---------- Material provided ----------

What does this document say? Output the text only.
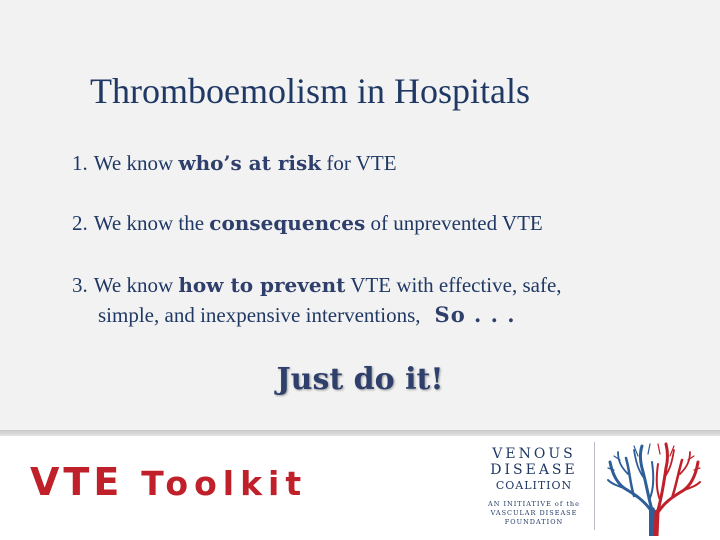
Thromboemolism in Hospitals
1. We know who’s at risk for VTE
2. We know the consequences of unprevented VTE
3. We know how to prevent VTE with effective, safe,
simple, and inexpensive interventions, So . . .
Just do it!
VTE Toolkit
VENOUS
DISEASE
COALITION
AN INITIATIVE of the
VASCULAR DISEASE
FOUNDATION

----------
---------- Material provided ----------

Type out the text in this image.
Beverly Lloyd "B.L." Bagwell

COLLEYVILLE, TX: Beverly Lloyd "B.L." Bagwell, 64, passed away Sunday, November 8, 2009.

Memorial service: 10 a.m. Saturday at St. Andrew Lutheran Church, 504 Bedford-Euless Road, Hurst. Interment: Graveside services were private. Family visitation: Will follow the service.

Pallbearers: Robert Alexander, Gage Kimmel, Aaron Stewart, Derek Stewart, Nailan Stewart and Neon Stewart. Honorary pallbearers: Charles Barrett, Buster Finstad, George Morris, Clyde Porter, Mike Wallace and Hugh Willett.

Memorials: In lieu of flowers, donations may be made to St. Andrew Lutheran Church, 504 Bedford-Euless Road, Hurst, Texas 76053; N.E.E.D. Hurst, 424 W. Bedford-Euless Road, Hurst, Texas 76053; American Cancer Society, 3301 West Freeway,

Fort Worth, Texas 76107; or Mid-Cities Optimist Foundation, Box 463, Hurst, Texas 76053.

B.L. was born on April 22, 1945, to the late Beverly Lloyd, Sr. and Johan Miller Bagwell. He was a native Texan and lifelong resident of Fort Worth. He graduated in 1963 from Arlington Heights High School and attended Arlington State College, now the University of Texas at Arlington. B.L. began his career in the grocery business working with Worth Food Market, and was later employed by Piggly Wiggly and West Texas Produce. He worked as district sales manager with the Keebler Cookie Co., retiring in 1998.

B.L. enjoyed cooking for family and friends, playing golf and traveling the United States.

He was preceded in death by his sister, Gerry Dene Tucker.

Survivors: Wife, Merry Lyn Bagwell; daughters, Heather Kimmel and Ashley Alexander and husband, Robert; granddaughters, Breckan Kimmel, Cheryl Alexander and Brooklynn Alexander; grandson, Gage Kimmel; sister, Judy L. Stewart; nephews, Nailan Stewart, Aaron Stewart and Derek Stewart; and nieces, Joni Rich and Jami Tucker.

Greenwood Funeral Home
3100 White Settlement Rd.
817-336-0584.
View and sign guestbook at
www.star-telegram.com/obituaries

----------
---------- Material provided ----------

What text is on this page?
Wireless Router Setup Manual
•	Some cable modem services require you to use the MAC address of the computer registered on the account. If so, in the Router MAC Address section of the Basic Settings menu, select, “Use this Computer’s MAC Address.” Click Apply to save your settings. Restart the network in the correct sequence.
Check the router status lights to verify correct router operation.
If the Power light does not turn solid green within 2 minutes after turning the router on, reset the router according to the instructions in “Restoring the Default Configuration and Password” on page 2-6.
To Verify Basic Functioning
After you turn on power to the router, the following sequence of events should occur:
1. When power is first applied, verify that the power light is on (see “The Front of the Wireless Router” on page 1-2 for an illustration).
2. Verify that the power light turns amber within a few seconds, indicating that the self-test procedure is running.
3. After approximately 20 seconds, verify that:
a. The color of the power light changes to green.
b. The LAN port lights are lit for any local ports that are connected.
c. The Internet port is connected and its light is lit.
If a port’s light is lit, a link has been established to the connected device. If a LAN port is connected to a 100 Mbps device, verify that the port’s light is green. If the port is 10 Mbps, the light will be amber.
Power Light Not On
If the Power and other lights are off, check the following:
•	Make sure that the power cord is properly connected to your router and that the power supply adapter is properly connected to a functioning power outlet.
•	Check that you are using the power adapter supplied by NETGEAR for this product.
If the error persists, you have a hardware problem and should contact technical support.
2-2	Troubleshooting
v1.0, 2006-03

----------

Task statement |
Copy each line of the data that contains the word "Texas".

Task response |
Memorials: In lieu of flowers, donations may be made to St. Andrew Lutheran Church, 504 Bedford-Euless Road, Hurst, Texas 76053; N.E.E.D. Hurst, 424 W. Bedford-Euless Road, Hurst, Texas 76053; American Cancer Society, 3301 West Freeway,
Fort Worth, Texas 76107; or Mid-Cities Optimist Foundation, Box 463, Hurst, Texas 76053.
B.L. was born on April 22, 1945, to the late Beverly Lloyd, Sr. and Johan Miller Bagwell. He was a native Texan and lifelong resident of Fort Worth. He graduated in 1963 from Arlington Heights High School and attended Arlington State College, now the University of Texas at Arlington. B.L. began his career in the grocery business working with Worth Food Market, and was later employed by Piggly Wiggly and West Texas Produce. He worked as district sales manager with the Keebler Cookie Co., retiring in 1998.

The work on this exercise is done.